### [WHAT THIS TASK INVOLVES]
Set down all of the data exactly as it appears.

### [Entries from a dataset]
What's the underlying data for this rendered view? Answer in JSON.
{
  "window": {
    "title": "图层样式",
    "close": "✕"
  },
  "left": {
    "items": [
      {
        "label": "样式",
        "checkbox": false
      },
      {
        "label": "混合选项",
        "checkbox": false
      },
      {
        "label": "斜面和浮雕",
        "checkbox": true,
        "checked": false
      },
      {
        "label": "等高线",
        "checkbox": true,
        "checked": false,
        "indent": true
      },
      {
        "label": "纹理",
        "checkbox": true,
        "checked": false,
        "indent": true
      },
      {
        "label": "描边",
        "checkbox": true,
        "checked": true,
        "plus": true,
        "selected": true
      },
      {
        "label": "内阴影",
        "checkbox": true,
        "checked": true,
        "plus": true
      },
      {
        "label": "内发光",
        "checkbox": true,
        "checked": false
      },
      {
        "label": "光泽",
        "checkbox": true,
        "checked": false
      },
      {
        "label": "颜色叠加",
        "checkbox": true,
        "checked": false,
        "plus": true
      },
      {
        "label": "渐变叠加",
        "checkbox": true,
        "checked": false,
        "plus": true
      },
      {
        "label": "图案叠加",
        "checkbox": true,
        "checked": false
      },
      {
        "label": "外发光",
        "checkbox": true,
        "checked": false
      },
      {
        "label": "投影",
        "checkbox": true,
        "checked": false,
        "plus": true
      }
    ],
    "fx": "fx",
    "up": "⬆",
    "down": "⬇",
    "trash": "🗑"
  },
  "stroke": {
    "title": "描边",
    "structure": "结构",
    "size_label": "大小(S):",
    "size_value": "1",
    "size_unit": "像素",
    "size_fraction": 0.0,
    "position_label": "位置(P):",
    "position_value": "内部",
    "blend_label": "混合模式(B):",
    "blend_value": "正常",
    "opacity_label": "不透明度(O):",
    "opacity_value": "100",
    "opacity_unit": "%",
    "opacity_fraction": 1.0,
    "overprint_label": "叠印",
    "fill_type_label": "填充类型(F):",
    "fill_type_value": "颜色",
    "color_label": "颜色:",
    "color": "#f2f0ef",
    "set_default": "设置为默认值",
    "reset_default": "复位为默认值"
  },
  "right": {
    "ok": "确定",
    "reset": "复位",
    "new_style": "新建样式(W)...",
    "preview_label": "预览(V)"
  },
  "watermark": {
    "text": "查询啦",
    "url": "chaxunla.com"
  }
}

### [TASK OUTPUT]
What's the underlying data for this rendered view? Answer in JSON.
{
  "window": {
    "title": "图层样式",
    "close": "✕"
  },
  "left": {
    "items": [
      {
        "label": "样式",
        "checkbox": false
      },
      {
        "label": "混合选项",
        "checkbox": false
      },
      {
        "label": "斜面和浮雕",
        "checkbox": true,
        "checked": false
      },
      {
        "label": "等高线",
        "checkbox": true,
        "checked": false,
        "indent": true
      },
      {
        "label": "纹理",
        "checkbox": true,
        "checked": false,
        "indent": true
      },
      {
        "label": "描边",
        "checkbox": true,
        "checked": true,
        "plus": true,
        "selected": true
      },
      {
        "label": "内阴影",
        "checkbox": true,
        "checked": true,
        "plus": true
      },
      {
        "label": "内发光",
        "checkbox": true,
        "checked": false
      },
      {
        "label": "光泽",
        "checkbox": true,
        "checked": false
      },
      {
        "label": "颜色叠加",
        "checkbox": true,
        "checked": false,
        "plus": true
      },
      {
        "label": "渐变叠加",
        "checkbox": true,
        "checked": false,
        "plus": true
      },
      {
        "label": "图案叠加",
        "checkbox": true,
        "checked": false
      },
      {
        "label": "外发光",
        "checkbox": true,
        "checked": false
      },
      {
        "label": "投影",
        "checkbox": true,
        "checked": false,
        "plus": true
      }
    ],
    "fx": "fx",
    "up": "⬆",
    "down": "⬇",
    "trash": "🗑"
  },
  "stroke": {
    "title": "描边",
    "structure": "结构",
    "size_label": "大小(S):",
    "size_value": "1",
    "size_unit": "像素",
    "size_fraction": 0.0,
    "position_label": "位置(P):",
    "position_value": "内部",
    "blend_label": "混合模式(B):",
    "blend_value": "正常",
    "opacity_label": "不透明度(O):",
    "opacity_value": "100",
    "opacity_unit": "%",
    "opacity_fraction": 1.0,
    "overprint_label": "叠印",
    "fill_type_label": "填充类型(F):",
    "fill_type_value": "颜色",
    "color_label": "颜色:",
    "color": "#f2f0ef",
    "set_default": "设置为默认值",
    "reset_default": "复位为默认值"
  },
  "right": {
    "ok": "确定",
    "reset": "复位",
    "new_style": "新建样式(W)...",
    "preview_label": "预览(V)"
  },
  "watermark": {
    "text": "查询啦",
    "url": "chaxunla.com"
  }
}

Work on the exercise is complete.